Testo del documento:
^^^^^^^^^^^^^^^^
E chi impedirebbe, poi, nuove scissioni dell'atomo? Anche i renziani, infatti, sono "diversi" tra loro: ci sono radicali  "pro choice"  su aborto e fine vita come Roberto Giachetti e tanti scout cattolici "pro life", ci sono economisti liberali come Luigi Marattin e neo keynesiani per le politiche in deficit, come lo stesso Renzi. Perché costoro dovrebbero lavorare insieme per una sintesi laica e di buon senso? Perché non fare chiarezza e dividersi, di nuovo, anche loro? Perché non coltivare la propria identità tra amici, sodali, yesman? E ciò fino allo sdoppiamento della personalità del Singolo concentrato tutto su se stesso!

E,  forse, questo approdo non è solo la fine triste ma l'origine stessa di questa storia.

 

Alcuni, ancora, cercano tranquillità farfugliando di “separazione consensuale” e dell’intelligenza pacata dello “stratega” Goffredo Bettini ma, a dire il vero, come in un esorcismo, le donne e gli uomini di Centrosinistra dovrebbero in un sussulto urlare: Dio non voglia ! Quale separazione "consensuale" ci può essere, infatti, tra gruppi e movimenti che si contendono lo stesso elettorato? Renzi, è bene ricordarlo, non è uno sfigato moderato berluscones nell’era del Papeete, ma è stato l’uomo di Sinistra dell'adesione al PSE, delle Unioni Civili, dello Ius culturae, dell'umanitarismo dell'accoglienza, il liberal democratico di un riformismo deciso di stampo laburista.

Renzi, ancora, è figlio di quel cattolicesimo sociale e democratico che, di certo, ha poco da spartire con l'elitarismo avulso dalla concretezza di certo Centrodestra dei salotti buoni.
^^^^^^^^^^^^^^^^
Dati registrati:

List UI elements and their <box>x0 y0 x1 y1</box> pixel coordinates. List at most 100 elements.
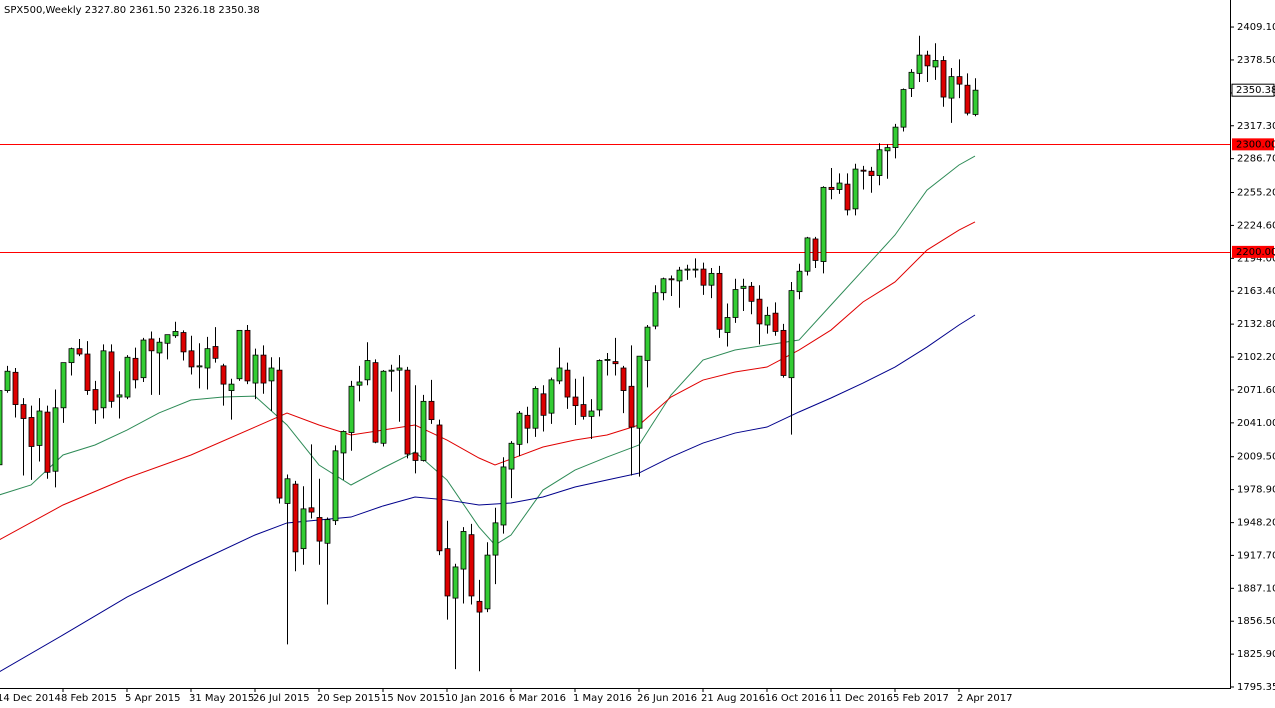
candle-body <box>660 278 667 294</box>
candle-body <box>444 548 451 597</box>
candle-body <box>380 370 387 444</box>
y-tick-label: 2102.20 <box>1237 352 1275 363</box>
candle-body <box>156 341 163 354</box>
x-tick-label: 26 Jun 2016 <box>637 693 697 704</box>
candle-body <box>244 329 251 382</box>
candle-body <box>580 404 587 417</box>
candle-body <box>884 147 891 152</box>
candle-body <box>212 346 219 359</box>
horizontal-line-label: 2300.00 <box>1236 139 1275 150</box>
candle-body <box>844 183 851 211</box>
candle-body <box>652 292 659 327</box>
candle-body <box>28 417 35 447</box>
candle-body <box>836 182 843 190</box>
candle-body <box>284 478 291 504</box>
candle-body <box>388 369 395 372</box>
candle-body <box>708 272 715 286</box>
candle-body <box>340 431 347 454</box>
candle-body <box>316 517 323 542</box>
candle-body <box>484 554 491 610</box>
candle-body <box>148 338 155 352</box>
y-tick-label: 2071.60 <box>1237 385 1275 396</box>
candle-body <box>636 355 643 429</box>
x-tick-label: 10 Jan 2016 <box>445 693 505 704</box>
y-tick-label: 2378.50 <box>1237 55 1275 66</box>
candle-body <box>276 369 283 499</box>
candle-body <box>852 168 859 210</box>
candle-body <box>724 317 731 333</box>
candle-body <box>668 278 675 281</box>
candle-body <box>908 71 915 89</box>
candle-body <box>588 410 595 417</box>
candle-body <box>540 393 547 416</box>
x-tick-label: 11 Dec 2016 <box>829 693 893 704</box>
candle-body <box>812 238 819 261</box>
candle-body <box>604 359 611 361</box>
candle-body <box>956 76 963 85</box>
candle-body <box>756 298 763 325</box>
candle-body <box>700 268 707 286</box>
candle-body <box>372 362 379 443</box>
y-tick-label: 1856.50 <box>1237 616 1275 627</box>
candle-body <box>204 348 211 369</box>
candle-body <box>76 348 83 355</box>
last-price-label: 2350.38 <box>1236 85 1275 96</box>
candle-body <box>100 350 107 409</box>
x-tick-label: 5 Apr 2015 <box>125 693 180 704</box>
y-tick-label: 2255.20 <box>1237 188 1275 199</box>
moving-average <box>0 314 976 672</box>
candle-body <box>516 412 523 445</box>
y-tick-label: 1887.10 <box>1237 583 1275 594</box>
candle-body <box>268 367 275 382</box>
y-tick-label: 1917.70 <box>1237 550 1275 561</box>
x-tick-label: 26 Jul 2015 <box>253 693 310 704</box>
candle-body <box>164 334 171 344</box>
candle-body <box>396 367 403 371</box>
candle-body <box>780 329 787 376</box>
candle-body <box>300 508 307 550</box>
candle-body <box>868 170 875 176</box>
candle-body <box>740 285 747 289</box>
y-tick-label: 2286.70 <box>1237 154 1275 165</box>
candle-body <box>124 356 131 398</box>
candle-body <box>476 600 483 613</box>
horizontal-line-tag <box>1232 138 1274 151</box>
candle-body <box>44 411 51 473</box>
candle-body <box>964 84 971 114</box>
y-tick-label: 1795.35 <box>1237 682 1275 693</box>
candle-body <box>348 385 355 433</box>
candle-body <box>828 186 835 190</box>
candle-body <box>236 329 243 380</box>
candle-body <box>620 367 627 391</box>
y-tick-label: 1825.90 <box>1237 649 1275 660</box>
candle-body <box>716 272 723 330</box>
candle-body <box>332 450 339 522</box>
candle-body <box>460 531 467 570</box>
candle-body <box>428 400 435 421</box>
candle-body <box>788 290 795 379</box>
candle-body <box>932 60 939 68</box>
x-tick-label: 8 Feb 2015 <box>61 693 117 704</box>
x-tick-label: 31 May 2015 <box>189 693 254 704</box>
candle-body <box>916 54 923 74</box>
y-tick-label: 2194.00 <box>1237 253 1275 264</box>
y-tick-label: 2224.60 <box>1237 220 1275 231</box>
horizontal-line-tag <box>1232 245 1274 258</box>
candle-body <box>220 365 227 385</box>
chart-title: SPX500,Weekly 2327.80 2361.50 2326.18 23… <box>4 5 260 16</box>
y-tick-label: 2132.80 <box>1237 319 1275 330</box>
candle-body <box>924 54 931 67</box>
y-tick-label: 1948.20 <box>1237 518 1275 529</box>
candle-body <box>116 394 123 398</box>
x-tick-label: 14 Dec 2014 <box>0 693 61 704</box>
candle-body <box>860 169 867 172</box>
candle-body <box>452 566 459 599</box>
candle-body <box>92 389 99 411</box>
candle-body <box>20 404 27 419</box>
candle-body <box>132 357 139 381</box>
candle-body <box>436 424 443 552</box>
x-tick-label: 21 Aug 2016 <box>701 693 765 704</box>
candle-body <box>108 351 115 402</box>
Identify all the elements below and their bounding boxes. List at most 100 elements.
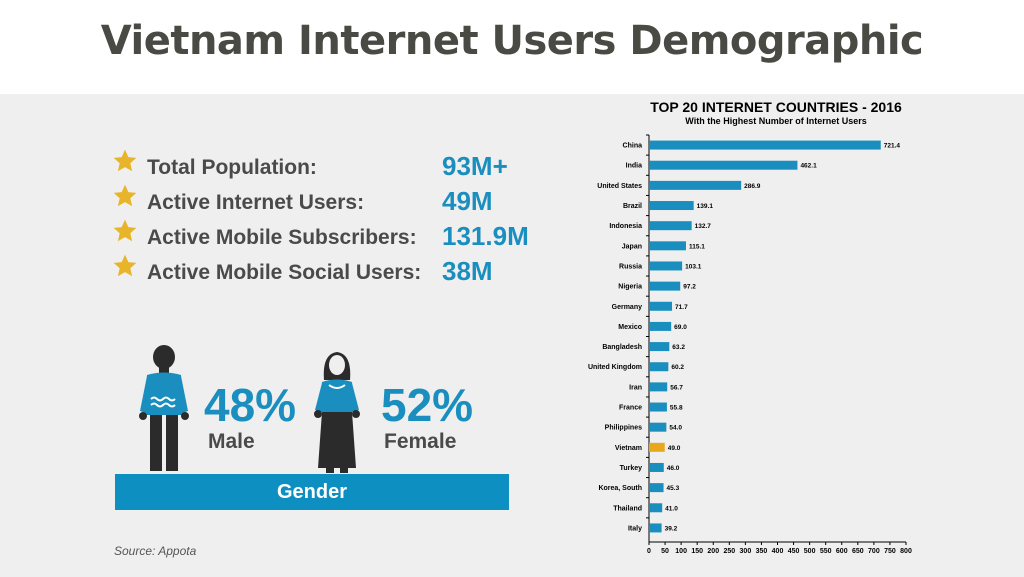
category-label: Iran — [629, 384, 642, 391]
bar — [649, 342, 670, 352]
value-label: 139.1 — [697, 203, 714, 210]
bar — [649, 201, 694, 211]
category-label: Philippines — [605, 425, 642, 432]
bar — [649, 241, 686, 251]
stat-label: Active Mobile Subscribers: — [147, 226, 417, 249]
category-label: China — [623, 143, 643, 150]
x-tick-label: 200 — [707, 548, 719, 555]
stat-value: 131.9M — [442, 221, 529, 251]
value-label: 115.1 — [689, 243, 705, 250]
category-label: Russia — [619, 263, 642, 270]
value-label: 41.0 — [665, 505, 678, 512]
category-label: France — [619, 405, 642, 412]
category-label: Vietnam — [615, 445, 642, 452]
category-label: Japan — [622, 243, 642, 250]
value-label: 45.3 — [667, 485, 680, 492]
page-title: Vietnam Internet Users Demographic — [100, 18, 924, 64]
category-label: United Kingdom — [588, 364, 642, 371]
x-tick-label: 400 — [772, 548, 784, 555]
category-label: United States — [597, 183, 642, 190]
stat-value: 49M — [442, 186, 493, 216]
bar — [649, 422, 667, 432]
value-label: 46.0 — [667, 465, 680, 472]
star-icon — [113, 254, 137, 277]
value-label: 132.7 — [695, 223, 712, 230]
value-label: 63.2 — [672, 344, 685, 351]
bar — [649, 261, 683, 271]
bar — [649, 140, 881, 150]
x-tick-label: 450 — [788, 548, 800, 555]
stat-value: 93M+ — [442, 151, 508, 181]
x-tick-label: 500 — [804, 548, 816, 555]
stat-label: Total Population: — [147, 156, 317, 179]
category-label: Brazil — [623, 203, 642, 210]
stat-label: Active Mobile Social Users: — [147, 261, 422, 284]
value-label: 49.0 — [668, 445, 681, 452]
star-icon — [113, 219, 137, 242]
stat-label: Active Internet Users: — [147, 191, 365, 214]
bar — [649, 281, 681, 291]
bar — [649, 402, 667, 412]
x-tick-label: 650 — [852, 548, 864, 555]
x-tick-label: 250 — [723, 548, 735, 555]
value-label: 69.0 — [674, 324, 687, 331]
bar — [649, 462, 664, 472]
bar-chart: China 721.4 India 462.1 United States 286.9 Br… — [588, 134, 912, 555]
category-label: Indonesia — [609, 223, 642, 230]
category-label: Italy — [628, 525, 642, 532]
category-label: Korea, South — [598, 485, 642, 492]
category-label: Bangladesh — [602, 344, 642, 351]
bar — [649, 362, 669, 372]
x-tick-label: 600 — [836, 548, 848, 555]
female-label: Female — [384, 430, 457, 453]
female-person-icon — [314, 352, 360, 473]
category-label: Thailand — [613, 505, 642, 512]
value-label: 39.2 — [665, 525, 678, 532]
category-label: Turkey — [620, 465, 643, 472]
value-label: 55.8 — [670, 405, 683, 412]
value-label: 54.0 — [669, 425, 682, 432]
x-tick-label: 700 — [868, 548, 880, 555]
value-label: 103.1 — [685, 263, 702, 270]
x-tick-label: 0 — [647, 548, 651, 555]
chart-title: TOP 20 INTERNET COUNTRIES - 2016 — [650, 99, 902, 115]
male-person-icon — [139, 345, 189, 471]
bar — [649, 301, 673, 311]
x-tick-label: 300 — [740, 548, 752, 555]
value-label: 71.7 — [675, 304, 688, 311]
bar — [649, 442, 665, 452]
bar — [649, 382, 668, 392]
bar — [649, 483, 664, 493]
stat-value: 38M — [442, 256, 493, 286]
x-tick-label: 750 — [884, 548, 896, 555]
bar — [649, 321, 672, 331]
value-label: 56.7 — [670, 384, 683, 391]
category-label: India — [626, 163, 642, 170]
value-label: 60.2 — [671, 364, 684, 371]
x-tick-label: 50 — [661, 548, 669, 555]
x-tick-label: 100 — [675, 548, 687, 555]
gender-bar: Gender — [115, 474, 509, 510]
female-percentage: 52% — [381, 379, 474, 431]
x-tick-label: 350 — [756, 548, 768, 555]
source-note: Source: Appota — [114, 544, 197, 558]
value-label: 97.2 — [683, 284, 696, 291]
x-tick-label: 550 — [820, 548, 832, 555]
x-tick-label: 150 — [691, 548, 703, 555]
male-percentage: 48% — [204, 379, 297, 431]
value-label: 462.1 — [800, 163, 817, 170]
category-label: Mexico — [618, 324, 642, 331]
bar — [649, 503, 663, 513]
bar — [649, 160, 798, 170]
bar — [649, 523, 662, 533]
male-label: Male — [208, 430, 255, 453]
star-icon — [113, 149, 137, 172]
category-label: Nigeria — [618, 284, 642, 291]
x-tick-label: 800 — [900, 548, 912, 555]
value-label: 721.4 — [884, 143, 901, 150]
bar — [649, 180, 742, 190]
chart-subtitle: With the Highest Number of Internet User… — [685, 116, 867, 126]
star-icon — [113, 184, 137, 207]
bar — [649, 221, 692, 231]
category-label: Germany — [612, 304, 642, 311]
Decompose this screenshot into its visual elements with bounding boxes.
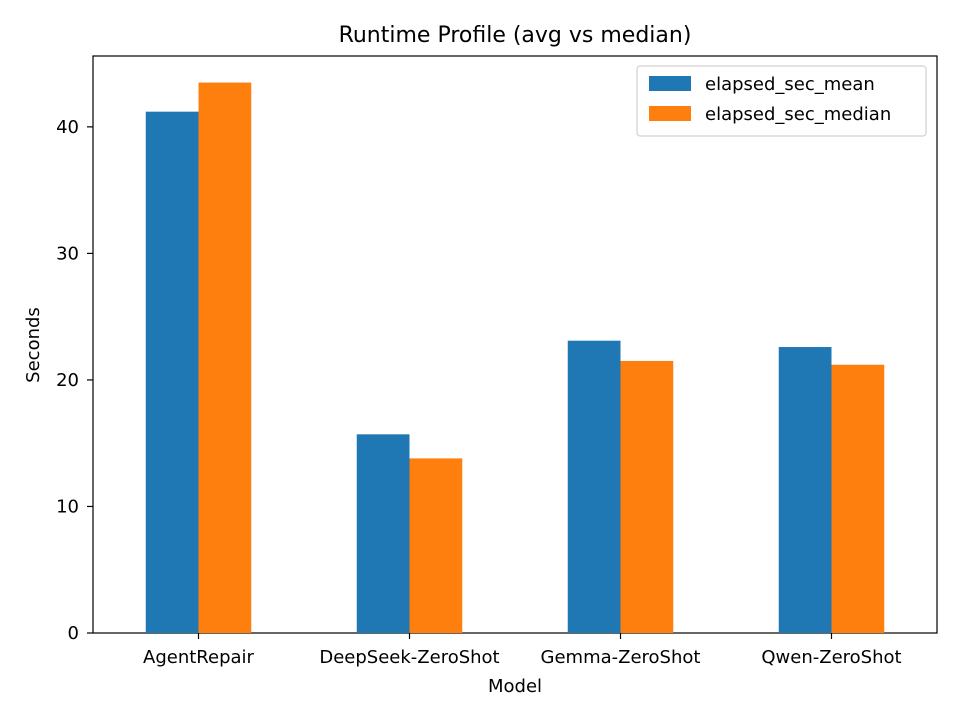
y-tick-label-4: 40 [56, 117, 79, 138]
y-tick-label-1: 10 [56, 496, 79, 517]
legend-frame [636, 65, 927, 137]
bar-elapsed_sec_median-qwen-zeroshot [831, 364, 885, 633]
x-tick-label-0: AgentRepair [143, 647, 255, 668]
y-tick-label-3: 30 [56, 243, 79, 264]
x-tick-label-3: Qwen-ZeroShot [761, 647, 901, 668]
bar-elapsed_sec_mean-deepseek-zeroshot [356, 434, 410, 633]
legend-swatch-elapsed_sec_mean [649, 76, 691, 91]
bar-elapsed_sec_median-gemma-zeroshot [620, 360, 674, 633]
y-axis-label: Seconds [23, 307, 44, 383]
x-axis-label: Model [488, 676, 542, 697]
bar-elapsed_sec_median-deepseek-zeroshot [409, 458, 463, 633]
plot-area: 0 10 20 30 40 AgentRepair DeepSeek-ZeroShot Ge… [56, 55, 938, 668]
legend: elapsed_sec_mean elapsed_sec_median [636, 65, 927, 137]
legend-label-elapsed_sec_mean: elapsed_sec_mean [705, 74, 875, 95]
chart-title: Runtime Profile (avg vs median) [339, 23, 692, 48]
legend-label-elapsed_sec_median: elapsed_sec_median [705, 104, 891, 125]
legend-swatch-elapsed_sec_median [649, 106, 691, 121]
x-axis: AgentRepair DeepSeek-ZeroShot Gemma-ZeroSh… [143, 633, 902, 668]
y-tick-label-2: 20 [56, 370, 79, 391]
x-tick-label-1: DeepSeek-ZeroShot [319, 647, 499, 668]
bar-elapsed_sec_mean-agentrepair [145, 111, 199, 634]
y-axis: 0 10 20 30 40 [56, 117, 93, 644]
bars-layer [145, 82, 885, 634]
y-tick-label-0: 0 [68, 623, 79, 644]
bar-elapsed_sec_mean-qwen-zeroshot [778, 347, 832, 633]
plot-frame [92, 55, 938, 634]
bar-elapsed_sec_mean-gemma-zeroshot [567, 340, 621, 633]
bar-elapsed_sec_median-agentrepair [198, 82, 252, 633]
x-tick-label-2: Gemma-ZeroShot [541, 647, 701, 668]
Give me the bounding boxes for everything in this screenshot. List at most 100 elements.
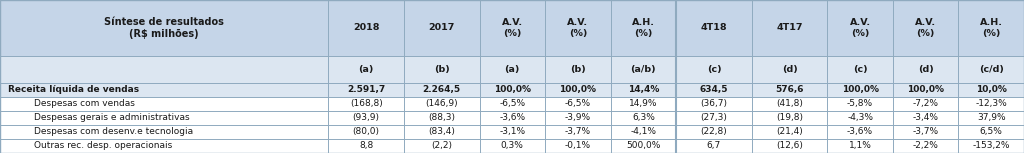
- Bar: [827, 125, 893, 139]
- Bar: [893, 139, 958, 153]
- Bar: [752, 111, 827, 125]
- Bar: [403, 83, 479, 97]
- Bar: [676, 56, 752, 83]
- Text: -5,8%: -5,8%: [847, 99, 873, 108]
- Bar: [0, 83, 329, 97]
- Bar: [676, 97, 752, 111]
- Text: Despesas gerais e administrativas: Despesas gerais e administrativas: [34, 113, 189, 122]
- Bar: [893, 83, 958, 97]
- Text: (36,7): (36,7): [700, 99, 727, 108]
- Text: (41,8): (41,8): [776, 99, 803, 108]
- Bar: [827, 56, 893, 83]
- Text: (80,0): (80,0): [352, 127, 380, 136]
- Bar: [0, 111, 329, 125]
- Text: (146,9): (146,9): [425, 99, 458, 108]
- Text: (a): (a): [505, 65, 520, 74]
- Text: -4,3%: -4,3%: [847, 113, 873, 122]
- Bar: [827, 139, 893, 153]
- Text: 100,0%: 100,0%: [494, 85, 530, 94]
- Text: -3,4%: -3,4%: [912, 113, 939, 122]
- Text: Receita líquida de vendas: Receita líquida de vendas: [8, 85, 139, 94]
- Bar: [479, 56, 545, 83]
- Text: -4,1%: -4,1%: [631, 127, 656, 136]
- Bar: [893, 97, 958, 111]
- Text: -3,7%: -3,7%: [565, 127, 591, 136]
- Bar: [752, 97, 827, 111]
- Text: 4T17: 4T17: [776, 23, 803, 32]
- Text: 100,0%: 100,0%: [907, 85, 944, 94]
- Text: 1,1%: 1,1%: [849, 142, 871, 150]
- Bar: [329, 111, 403, 125]
- Bar: [752, 83, 827, 97]
- Text: (b): (b): [570, 65, 586, 74]
- Bar: [479, 125, 545, 139]
- Bar: [827, 83, 893, 97]
- Text: -6,5%: -6,5%: [565, 99, 591, 108]
- Bar: [545, 125, 610, 139]
- Text: (c/d): (c/d): [979, 65, 1004, 74]
- Text: (c): (c): [853, 65, 867, 74]
- Text: (83,4): (83,4): [428, 127, 455, 136]
- Text: -0,1%: -0,1%: [565, 142, 591, 150]
- Bar: [0, 0, 329, 56]
- Bar: [676, 111, 752, 125]
- Text: (d): (d): [918, 65, 934, 74]
- Bar: [479, 0, 545, 56]
- Text: 10,0%: 10,0%: [976, 85, 1007, 94]
- Text: 100,0%: 100,0%: [559, 85, 596, 94]
- Bar: [610, 111, 676, 125]
- Text: 8,8: 8,8: [359, 142, 374, 150]
- Text: 2.591,7: 2.591,7: [347, 85, 385, 94]
- Text: 500,0%: 500,0%: [627, 142, 660, 150]
- Text: 6,7: 6,7: [707, 142, 721, 150]
- Bar: [893, 111, 958, 125]
- Text: 576,6: 576,6: [775, 85, 804, 94]
- Text: -2,2%: -2,2%: [912, 142, 939, 150]
- Bar: [958, 0, 1024, 56]
- Bar: [329, 83, 403, 97]
- Text: (22,8): (22,8): [700, 127, 727, 136]
- Text: 634,5: 634,5: [699, 85, 728, 94]
- Bar: [329, 97, 403, 111]
- Bar: [610, 56, 676, 83]
- Text: -7,2%: -7,2%: [912, 99, 939, 108]
- Text: (a): (a): [358, 65, 374, 74]
- Bar: [958, 97, 1024, 111]
- Bar: [893, 125, 958, 139]
- Bar: [958, 111, 1024, 125]
- Bar: [676, 0, 752, 56]
- Bar: [958, 125, 1024, 139]
- Text: -3,6%: -3,6%: [847, 127, 873, 136]
- Bar: [403, 56, 479, 83]
- Text: -153,2%: -153,2%: [973, 142, 1010, 150]
- Bar: [545, 139, 610, 153]
- Text: 2018: 2018: [353, 23, 379, 32]
- Text: (21,4): (21,4): [776, 127, 803, 136]
- Bar: [610, 125, 676, 139]
- Bar: [545, 0, 610, 56]
- Text: Síntese de resultados
(R$ milhões): Síntese de resultados (R$ milhões): [104, 17, 224, 39]
- Bar: [893, 0, 958, 56]
- Text: (c): (c): [707, 65, 721, 74]
- Text: -3,7%: -3,7%: [912, 127, 939, 136]
- Bar: [0, 97, 329, 111]
- Text: (93,9): (93,9): [352, 113, 380, 122]
- Text: -3,6%: -3,6%: [500, 113, 525, 122]
- Text: A.H.
(%): A.H. (%): [632, 18, 655, 38]
- Text: (27,3): (27,3): [700, 113, 727, 122]
- Text: 2017: 2017: [428, 23, 455, 32]
- Bar: [545, 111, 610, 125]
- Bar: [0, 56, 329, 83]
- Bar: [403, 0, 479, 56]
- Text: (19,8): (19,8): [776, 113, 803, 122]
- Text: A.H.
(%): A.H. (%): [980, 18, 1002, 38]
- Bar: [479, 139, 545, 153]
- Text: A.V.
(%): A.V. (%): [850, 18, 870, 38]
- Bar: [676, 139, 752, 153]
- Text: 2.264,5: 2.264,5: [423, 85, 461, 94]
- Bar: [610, 139, 676, 153]
- Bar: [545, 97, 610, 111]
- Bar: [610, 0, 676, 56]
- Bar: [827, 97, 893, 111]
- Text: (b): (b): [434, 65, 450, 74]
^^^^^^^^^^^^^^^^
Obiettivo indicato:
Trascriva fedelmente il passo del testo su Renzi e il Centrosinistra che comincia con "E chi impedirebbe, poi, nuove" e prosegue fino a "di questa storia.".

Risultato:
E chi impedirebbe, poi, nuove scissioni dell'atomo? Anche i renziani, infatti, sono "diversi" tra loro: ci sono radicali  "pro choice"  su aborto e fine vita come Roberto Giachetti e tanti scout cattolici "pro life", ci sono economisti liberali come Luigi Marattin e neo keynesiani per le politiche in deficit, come lo stesso Renzi. Perché costoro dovrebbero lavorare insieme per una sintesi laica e di buon senso? Perché non fare chiarezza e dividersi, di nuovo, anche loro? Perché non coltivare la propria identità tra amici, sodali, yesman? E ciò fino allo sdoppiamento della personalità del Singolo concentrato tutto su se stesso!

E,  forse, questo approdo non è solo la fine triste ma l'origine stessa di questa storia.